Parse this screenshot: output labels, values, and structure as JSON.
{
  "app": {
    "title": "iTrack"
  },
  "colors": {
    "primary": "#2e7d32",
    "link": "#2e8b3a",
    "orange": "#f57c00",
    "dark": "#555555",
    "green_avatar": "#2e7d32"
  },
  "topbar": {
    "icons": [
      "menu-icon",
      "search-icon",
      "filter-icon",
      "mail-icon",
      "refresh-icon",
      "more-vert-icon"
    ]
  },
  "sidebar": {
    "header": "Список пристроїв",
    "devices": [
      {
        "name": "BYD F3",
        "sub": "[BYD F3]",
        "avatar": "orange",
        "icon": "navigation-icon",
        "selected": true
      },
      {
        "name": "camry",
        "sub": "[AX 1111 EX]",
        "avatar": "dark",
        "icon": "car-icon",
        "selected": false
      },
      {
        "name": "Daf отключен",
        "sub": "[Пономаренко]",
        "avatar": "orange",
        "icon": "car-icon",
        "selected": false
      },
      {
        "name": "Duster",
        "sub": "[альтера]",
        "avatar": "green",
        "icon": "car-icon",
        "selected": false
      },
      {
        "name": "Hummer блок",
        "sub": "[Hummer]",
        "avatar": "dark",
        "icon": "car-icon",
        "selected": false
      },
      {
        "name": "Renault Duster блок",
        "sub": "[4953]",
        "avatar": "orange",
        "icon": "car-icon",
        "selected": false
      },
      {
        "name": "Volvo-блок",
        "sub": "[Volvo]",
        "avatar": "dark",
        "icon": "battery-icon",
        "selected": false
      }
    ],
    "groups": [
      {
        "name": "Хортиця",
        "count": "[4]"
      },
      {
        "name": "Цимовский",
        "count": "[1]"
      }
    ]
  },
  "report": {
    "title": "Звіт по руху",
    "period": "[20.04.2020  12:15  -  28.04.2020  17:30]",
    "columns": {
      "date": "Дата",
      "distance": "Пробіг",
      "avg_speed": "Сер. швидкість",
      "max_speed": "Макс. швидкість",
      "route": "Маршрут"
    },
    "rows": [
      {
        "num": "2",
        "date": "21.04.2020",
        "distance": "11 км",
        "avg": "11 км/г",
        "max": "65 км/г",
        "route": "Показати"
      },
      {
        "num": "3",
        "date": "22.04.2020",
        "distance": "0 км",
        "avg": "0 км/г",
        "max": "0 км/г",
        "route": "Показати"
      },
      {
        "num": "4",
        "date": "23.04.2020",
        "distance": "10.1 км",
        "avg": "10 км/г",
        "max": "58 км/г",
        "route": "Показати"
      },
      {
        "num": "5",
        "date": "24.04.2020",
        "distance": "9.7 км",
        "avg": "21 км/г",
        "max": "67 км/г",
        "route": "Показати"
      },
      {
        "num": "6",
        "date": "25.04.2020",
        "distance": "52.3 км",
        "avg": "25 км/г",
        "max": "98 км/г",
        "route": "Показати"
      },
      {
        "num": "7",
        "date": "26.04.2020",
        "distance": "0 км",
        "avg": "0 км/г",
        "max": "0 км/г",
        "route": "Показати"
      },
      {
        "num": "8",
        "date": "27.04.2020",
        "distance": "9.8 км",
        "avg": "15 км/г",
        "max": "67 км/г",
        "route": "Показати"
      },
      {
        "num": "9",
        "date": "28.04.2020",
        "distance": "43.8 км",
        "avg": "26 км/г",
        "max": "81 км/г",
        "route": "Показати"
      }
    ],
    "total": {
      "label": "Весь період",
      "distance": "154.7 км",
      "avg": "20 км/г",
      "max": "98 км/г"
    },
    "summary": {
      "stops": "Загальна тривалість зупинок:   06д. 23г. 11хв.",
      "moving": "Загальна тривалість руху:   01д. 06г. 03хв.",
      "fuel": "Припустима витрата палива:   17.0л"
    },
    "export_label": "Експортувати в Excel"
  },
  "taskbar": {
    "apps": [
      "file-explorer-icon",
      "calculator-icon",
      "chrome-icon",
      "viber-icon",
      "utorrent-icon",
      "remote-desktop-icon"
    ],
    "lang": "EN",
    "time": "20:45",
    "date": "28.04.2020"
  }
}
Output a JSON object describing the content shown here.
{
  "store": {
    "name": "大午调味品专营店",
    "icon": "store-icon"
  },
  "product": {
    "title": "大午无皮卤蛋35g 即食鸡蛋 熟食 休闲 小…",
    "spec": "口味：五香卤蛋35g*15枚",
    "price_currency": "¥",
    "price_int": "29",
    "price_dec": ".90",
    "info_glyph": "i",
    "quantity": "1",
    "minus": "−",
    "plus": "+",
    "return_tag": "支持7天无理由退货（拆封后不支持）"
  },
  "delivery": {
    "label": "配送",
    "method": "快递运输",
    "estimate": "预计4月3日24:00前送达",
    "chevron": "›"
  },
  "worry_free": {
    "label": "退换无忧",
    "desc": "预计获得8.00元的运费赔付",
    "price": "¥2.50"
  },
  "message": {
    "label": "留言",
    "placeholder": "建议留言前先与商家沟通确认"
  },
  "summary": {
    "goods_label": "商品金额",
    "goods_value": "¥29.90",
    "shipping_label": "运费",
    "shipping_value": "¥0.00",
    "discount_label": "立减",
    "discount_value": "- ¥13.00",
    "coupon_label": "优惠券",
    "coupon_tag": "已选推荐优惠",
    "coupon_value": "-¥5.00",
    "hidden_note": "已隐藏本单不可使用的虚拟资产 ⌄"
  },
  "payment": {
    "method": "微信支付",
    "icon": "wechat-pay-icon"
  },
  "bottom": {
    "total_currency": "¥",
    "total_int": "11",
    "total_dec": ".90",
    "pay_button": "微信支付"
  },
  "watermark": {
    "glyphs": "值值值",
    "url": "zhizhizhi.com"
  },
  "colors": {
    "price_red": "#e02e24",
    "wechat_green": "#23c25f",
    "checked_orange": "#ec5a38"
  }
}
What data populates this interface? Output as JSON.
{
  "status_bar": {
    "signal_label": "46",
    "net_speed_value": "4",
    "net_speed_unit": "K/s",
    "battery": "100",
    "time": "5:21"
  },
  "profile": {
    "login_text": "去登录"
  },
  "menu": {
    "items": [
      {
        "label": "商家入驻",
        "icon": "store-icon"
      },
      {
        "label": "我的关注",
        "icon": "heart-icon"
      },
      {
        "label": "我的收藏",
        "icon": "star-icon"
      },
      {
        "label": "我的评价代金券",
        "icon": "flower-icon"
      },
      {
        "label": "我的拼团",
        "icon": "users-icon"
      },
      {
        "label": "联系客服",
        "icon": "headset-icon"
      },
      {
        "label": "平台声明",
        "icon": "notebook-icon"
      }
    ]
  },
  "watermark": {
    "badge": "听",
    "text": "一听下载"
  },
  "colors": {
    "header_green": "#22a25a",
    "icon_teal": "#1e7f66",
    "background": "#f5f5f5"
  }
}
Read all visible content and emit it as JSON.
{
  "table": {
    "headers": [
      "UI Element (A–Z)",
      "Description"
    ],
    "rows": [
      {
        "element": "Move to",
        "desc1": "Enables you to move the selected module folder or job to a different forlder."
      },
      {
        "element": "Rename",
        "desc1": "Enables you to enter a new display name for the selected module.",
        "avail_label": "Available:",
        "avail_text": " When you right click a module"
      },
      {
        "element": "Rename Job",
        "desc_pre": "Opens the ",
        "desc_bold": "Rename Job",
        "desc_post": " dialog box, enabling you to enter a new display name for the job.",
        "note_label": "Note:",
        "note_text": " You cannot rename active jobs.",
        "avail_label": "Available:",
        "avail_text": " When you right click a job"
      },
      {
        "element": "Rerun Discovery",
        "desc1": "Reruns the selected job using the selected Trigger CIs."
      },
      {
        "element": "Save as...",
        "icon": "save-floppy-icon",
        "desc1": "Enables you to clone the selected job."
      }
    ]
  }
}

→ **Exercise task**
Transcribe each entry precisely, missing none.

→ **Result for this exercise**
Parse this screenshot: output labels, values, and structure as JSON.
{
  "app": {
    "title": "iTrack"
  },
  "colors": {
    "primary": "#2e7d32",
    "link": "#2e8b3a",
    "orange": "#f57c00",
    "dark": "#555555",
    "green_avatar": "#2e7d32"
  },
  "topbar": {
    "icons": [
      "menu-icon",
      "search-icon",
      "filter-icon",
      "mail-icon",
      "refresh-icon",
      "more-vert-icon"
    ]
  },
  "sidebar": {
    "header": "Список пристроїв",
    "devices": [
      {
        "name": "BYD F3",
        "sub": "[BYD F3]",
        "avatar": "orange",
        "icon": "navigation-icon",
        "selected": true
      },
      {
        "name": "camry",
        "sub": "[AX 1111 EX]",
        "avatar": "dark",
        "icon": "car-icon",
        "selected": false
      },
      {
        "name": "Daf отключен",
        "sub": "[Пономаренко]",
        "avatar": "orange",
        "icon": "car-icon",
        "selected": false
      },
      {
        "name": "Duster",
        "sub": "[альтера]",
        "avatar": "green",
        "icon": "car-icon",
        "selected": false
      },
      {
        "name": "Hummer блок",
        "sub": "[Hummer]",
        "avatar": "dark",
        "icon": "car-icon",
        "selected": false
      },
      {
        "name": "Renault Duster блок",
        "sub": "[4953]",
        "avatar": "orange",
        "icon": "car-icon",
        "selected": false
      },
      {
        "name": "Volvo-блок",
        "sub": "[Volvo]",
        "avatar": "dark",
        "icon": "battery-icon",
        "selected": false
      }
    ],
    "groups": [
      {
        "name": "Хортиця",
        "count": "[4]"
      },
      {
        "name": "Цимовский",
        "count": "[1]"
      }
    ]
  },
  "report": {
    "title": "Звіт по руху",
    "period": "[20.04.2020  12:15  -  28.04.2020  17:30]",
    "columns": {
      "date": "Дата",
      "distance": "Пробіг",
      "avg_speed": "Сер. швидкість",
      "max_speed": "Макс. швидкість",
      "route": "Маршрут"
    },
    "rows": [
      {
        "num": "2",
        "date": "21.04.2020",
        "distance": "11 км",
        "avg": "11 км/г",
        "max": "65 км/г",
        "route": "Показати"
      },
      {
        "num": "3",
        "date": "22.04.2020",
        "distance": "0 км",
        "avg": "0 км/г",
        "max": "0 км/г",
        "route": "Показати"
      },
      {
        "num": "4",
        "date": "23.04.2020",
        "distance": "10.1 км",
        "avg": "10 км/г",
        "max": "58 км/г",
        "route": "Показати"
      },
      {
        "num": "5",
        "date": "24.04.2020",
        "distance": "9.7 км",
        "avg": "21 км/г",
        "max": "67 км/г",
        "route": "Показати"
      },
      {
        "num": "6",
        "date": "25.04.2020",
        "distance": "52.3 км",
        "avg": "25 км/г",
        "max": "98 км/г",
        "route": "Показати"
      },
      {
        "num": "7",
        "date": "26.04.2020",
        "distance": "0 км",
        "avg": "0 км/г",
        "max": "0 км/г",
        "route": "Показати"
      },
      {
        "num": "8",
        "date": "27.04.2020",
        "distance": "9.8 км",
        "avg": "15 км/г",
        "max": "67 км/г",
        "route": "Показати"
      },
      {
        "num": "9",
        "date": "28.04.2020",
        "distance": "43.8 км",
        "avg": "26 км/г",
        "max": "81 км/г",
        "route": "Показати"
      }
    ],
    "total": {
      "label": "Весь період",
      "distance": "154.7 км",
      "avg": "20 км/г",
      "max": "98 км/г"
    },
    "summary": {
      "stops": "Загальна тривалість зупинок:   06д. 23г. 11хв.",
      "moving": "Загальна тривалість руху:   01д. 06г. 03хв.",
      "fuel": "Припустима витрата палива:   17.0л"
    },
    "export_label": "Експортувати в Excel"
  },
  "taskbar": {
    "apps": [
      "file-explorer-icon",
      "calculator-icon",
      "chrome-icon",
      "viber-icon",
      "utorrent-icon",
      "remote-desktop-icon"
    ],
    "lang": "EN",
    "time": "20:45",
    "date": "28.04.2020"
  }
}
Output a JSON object describing the content shown here.
{
  "store": {
    "name": "大午调味品专营店",
    "icon": "store-icon"
  },
  "product": {
    "title": "大午无皮卤蛋35g 即食鸡蛋 熟食 休闲 小…",
    "spec": "口味：五香卤蛋35g*15枚",
    "price_currency": "¥",
    "price_int": "29",
    "price_dec": ".90",
    "info_glyph": "i",
    "quantity": "1",
    "minus": "−",
    "plus": "+",
    "return_tag": "支持7天无理由退货（拆封后不支持）"
  },
  "delivery": {
    "label": "配送",
    "method": "快递运输",
    "estimate": "预计4月3日24:00前送达",
    "chevron": "›"
  },
  "worry_free": {
    "label": "退换无忧",
    "desc": "预计获得8.00元的运费赔付",
    "price": "¥2.50"
  },
  "message": {
    "label": "留言",
    "placeholder": "建议留言前先与商家沟通确认"
  },
  "summary": {
    "goods_label": "商品金额",
    "goods_value": "¥29.90",
    "shipping_label": "运费",
    "shipping_value": "¥0.00",
    "discount_label": "立减",
    "discount_value": "- ¥13.00",
    "coupon_label": "优惠券",
    "coupon_tag": "已选推荐优惠",
    "coupon_value": "-¥5.00",
    "hidden_note": "已隐藏本单不可使用的虚拟资产 ⌄"
  },
  "payment": {
    "method": "微信支付",
    "icon": "wechat-pay-icon"
  },
  "bottom": {
    "total_currency": "¥",
    "total_int": "11",
    "total_dec": ".90",
    "pay_button": "微信支付"
  },
  "watermark": {
    "glyphs": "值值值",
    "url": "zhizhizhi.com"
  },
  "colors": {
    "price_red": "#e02e24",
    "wechat_green": "#23c25f",
    "checked_orange": "#ec5a38"
  }
}
What data populates this interface? Output as JSON.
{
  "status_bar": {
    "signal_label": "46",
    "net_speed_value": "4",
    "net_speed_unit": "K/s",
    "battery": "100",
    "time": "5:21"
  },
  "profile": {
    "login_text": "去登录"
  },
  "menu": {
    "items": [
      {
        "label": "商家入驻",
        "icon": "store-icon"
      },
      {
        "label": "我的关注",
        "icon": "heart-icon"
      },
      {
        "label": "我的收藏",
        "icon": "star-icon"
      },
      {
        "label": "我的评价代金券",
        "icon": "flower-icon"
      },
      {
        "label": "我的拼团",
        "icon": "users-icon"
      },
      {
        "label": "联系客服",
        "icon": "headset-icon"
      },
      {
        "label": "平台声明",
        "icon": "notebook-icon"
      }
    ]
  },
  "watermark": {
    "badge": "听",
    "text": "一听下载"
  },
  "colors": {
    "header_green": "#22a25a",
    "icon_teal": "#1e7f66",
    "background": "#f5f5f5"
  }
}
Read all visible content and emit it as JSON.
{
  "table": {
    "headers": [
      "UI Element (A–Z)",
      "Description"
    ],
    "rows": [
      {
        "element": "Move to",
        "desc1": "Enables you to move the selected module folder or job to a different forlder."
      },
      {
        "element": "Rename",
        "desc1": "Enables you to enter a new display name for the selected module.",
        "avail_label": "Available:",
        "avail_text": " When you right click a module"
      },
      {
        "element": "Rename Job",
        "desc_pre": "Opens the ",
        "desc_bold": "Rename Job",
        "desc_post": " dialog box, enabling you to enter a new display name for the job.",
        "note_label": "Note:",
        "note_text": " You cannot rename active jobs.",
        "avail_label": "Available:",
        "avail_text": " When you right click a job"
      },
      {
        "element": "Rerun Discovery",
        "desc1": "Reruns the selected job using the selected Trigger CIs."
      },
      {
        "element": "Save as...",
        "icon": "save-floppy-icon",
        "desc1": "Enables you to clone the selected job."
      }
    ]
  }
}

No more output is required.